• [Exercise description] Each line in the listing below that contains "Ursachen" should be returned.

• [Exercise input]
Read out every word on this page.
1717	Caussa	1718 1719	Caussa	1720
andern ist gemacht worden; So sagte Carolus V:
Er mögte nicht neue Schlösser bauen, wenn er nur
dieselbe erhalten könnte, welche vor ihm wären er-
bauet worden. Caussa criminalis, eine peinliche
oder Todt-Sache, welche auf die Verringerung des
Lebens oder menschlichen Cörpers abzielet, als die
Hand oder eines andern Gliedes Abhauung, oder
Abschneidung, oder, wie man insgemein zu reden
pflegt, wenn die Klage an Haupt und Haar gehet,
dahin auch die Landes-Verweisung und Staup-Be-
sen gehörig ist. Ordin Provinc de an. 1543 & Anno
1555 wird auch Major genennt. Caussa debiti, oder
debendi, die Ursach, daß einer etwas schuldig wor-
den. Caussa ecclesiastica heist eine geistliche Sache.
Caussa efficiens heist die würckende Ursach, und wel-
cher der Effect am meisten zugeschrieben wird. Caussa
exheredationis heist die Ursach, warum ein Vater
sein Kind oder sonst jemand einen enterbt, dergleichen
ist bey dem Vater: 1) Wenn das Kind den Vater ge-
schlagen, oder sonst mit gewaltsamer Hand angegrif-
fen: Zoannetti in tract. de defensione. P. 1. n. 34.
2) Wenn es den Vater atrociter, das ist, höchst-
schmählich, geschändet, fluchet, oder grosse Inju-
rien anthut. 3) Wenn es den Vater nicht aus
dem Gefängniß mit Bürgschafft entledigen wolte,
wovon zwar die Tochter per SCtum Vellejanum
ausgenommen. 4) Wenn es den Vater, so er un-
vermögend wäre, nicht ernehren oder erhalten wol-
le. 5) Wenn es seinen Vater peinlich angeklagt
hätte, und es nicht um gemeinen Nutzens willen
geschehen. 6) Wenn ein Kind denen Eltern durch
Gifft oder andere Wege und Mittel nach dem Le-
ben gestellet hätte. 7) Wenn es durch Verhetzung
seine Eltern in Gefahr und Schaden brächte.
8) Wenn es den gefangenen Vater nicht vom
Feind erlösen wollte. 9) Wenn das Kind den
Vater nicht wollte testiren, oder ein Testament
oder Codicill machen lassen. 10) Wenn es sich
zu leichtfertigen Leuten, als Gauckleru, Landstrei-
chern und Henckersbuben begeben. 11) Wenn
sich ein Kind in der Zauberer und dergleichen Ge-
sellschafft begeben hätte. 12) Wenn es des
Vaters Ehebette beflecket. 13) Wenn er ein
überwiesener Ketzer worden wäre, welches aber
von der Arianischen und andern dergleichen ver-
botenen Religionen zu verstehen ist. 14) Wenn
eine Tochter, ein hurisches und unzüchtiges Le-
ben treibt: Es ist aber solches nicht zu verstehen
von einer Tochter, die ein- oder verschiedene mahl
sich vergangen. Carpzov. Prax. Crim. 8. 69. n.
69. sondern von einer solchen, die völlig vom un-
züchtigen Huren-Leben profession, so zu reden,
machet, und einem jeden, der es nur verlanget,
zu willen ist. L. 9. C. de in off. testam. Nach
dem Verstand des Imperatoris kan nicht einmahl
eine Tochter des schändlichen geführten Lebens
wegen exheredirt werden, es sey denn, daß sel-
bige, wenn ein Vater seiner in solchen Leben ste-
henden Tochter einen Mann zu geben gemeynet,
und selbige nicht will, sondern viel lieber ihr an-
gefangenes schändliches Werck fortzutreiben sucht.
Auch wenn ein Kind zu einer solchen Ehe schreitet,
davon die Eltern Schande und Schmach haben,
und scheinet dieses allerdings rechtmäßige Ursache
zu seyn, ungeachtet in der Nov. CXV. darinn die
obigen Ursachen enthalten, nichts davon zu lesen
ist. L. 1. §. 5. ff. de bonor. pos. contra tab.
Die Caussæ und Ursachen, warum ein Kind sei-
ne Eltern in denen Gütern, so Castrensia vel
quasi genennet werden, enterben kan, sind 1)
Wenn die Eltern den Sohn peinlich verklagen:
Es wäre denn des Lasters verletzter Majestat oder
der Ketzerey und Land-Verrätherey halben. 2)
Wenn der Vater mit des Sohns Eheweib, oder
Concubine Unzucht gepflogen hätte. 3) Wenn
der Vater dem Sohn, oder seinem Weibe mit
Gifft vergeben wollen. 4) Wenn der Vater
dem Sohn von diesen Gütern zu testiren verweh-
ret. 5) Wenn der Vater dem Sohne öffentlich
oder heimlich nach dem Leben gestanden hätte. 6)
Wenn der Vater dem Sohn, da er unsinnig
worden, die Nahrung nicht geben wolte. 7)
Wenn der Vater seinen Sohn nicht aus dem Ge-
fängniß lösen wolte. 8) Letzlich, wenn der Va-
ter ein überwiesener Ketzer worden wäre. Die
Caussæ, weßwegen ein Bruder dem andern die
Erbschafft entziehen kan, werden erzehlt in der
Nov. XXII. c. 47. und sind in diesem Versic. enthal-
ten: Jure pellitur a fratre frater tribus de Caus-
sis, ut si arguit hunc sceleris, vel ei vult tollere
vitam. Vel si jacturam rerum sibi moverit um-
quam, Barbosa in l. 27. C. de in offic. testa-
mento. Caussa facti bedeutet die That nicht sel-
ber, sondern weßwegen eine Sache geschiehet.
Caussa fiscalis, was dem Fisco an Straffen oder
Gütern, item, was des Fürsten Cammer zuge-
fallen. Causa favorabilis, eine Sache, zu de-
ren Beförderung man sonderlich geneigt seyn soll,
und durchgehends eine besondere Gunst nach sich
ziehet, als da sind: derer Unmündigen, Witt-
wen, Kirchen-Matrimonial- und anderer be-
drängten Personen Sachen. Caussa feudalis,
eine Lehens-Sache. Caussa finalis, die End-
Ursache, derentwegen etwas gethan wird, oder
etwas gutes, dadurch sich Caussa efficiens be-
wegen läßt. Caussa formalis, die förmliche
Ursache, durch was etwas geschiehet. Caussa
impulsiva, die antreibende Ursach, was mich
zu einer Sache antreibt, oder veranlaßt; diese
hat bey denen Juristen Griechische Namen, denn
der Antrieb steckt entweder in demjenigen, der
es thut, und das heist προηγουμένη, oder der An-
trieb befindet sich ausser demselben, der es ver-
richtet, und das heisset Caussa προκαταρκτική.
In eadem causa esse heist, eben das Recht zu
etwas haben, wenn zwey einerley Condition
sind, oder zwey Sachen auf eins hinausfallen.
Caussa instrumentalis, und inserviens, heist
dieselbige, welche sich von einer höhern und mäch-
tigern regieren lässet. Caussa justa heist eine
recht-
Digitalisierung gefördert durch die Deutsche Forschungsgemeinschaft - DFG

• [Answer section]
obigen Ursachen enthalten, nichts davon zu lesen
Die Caussæ und Ursachen, warum ein Kind sei-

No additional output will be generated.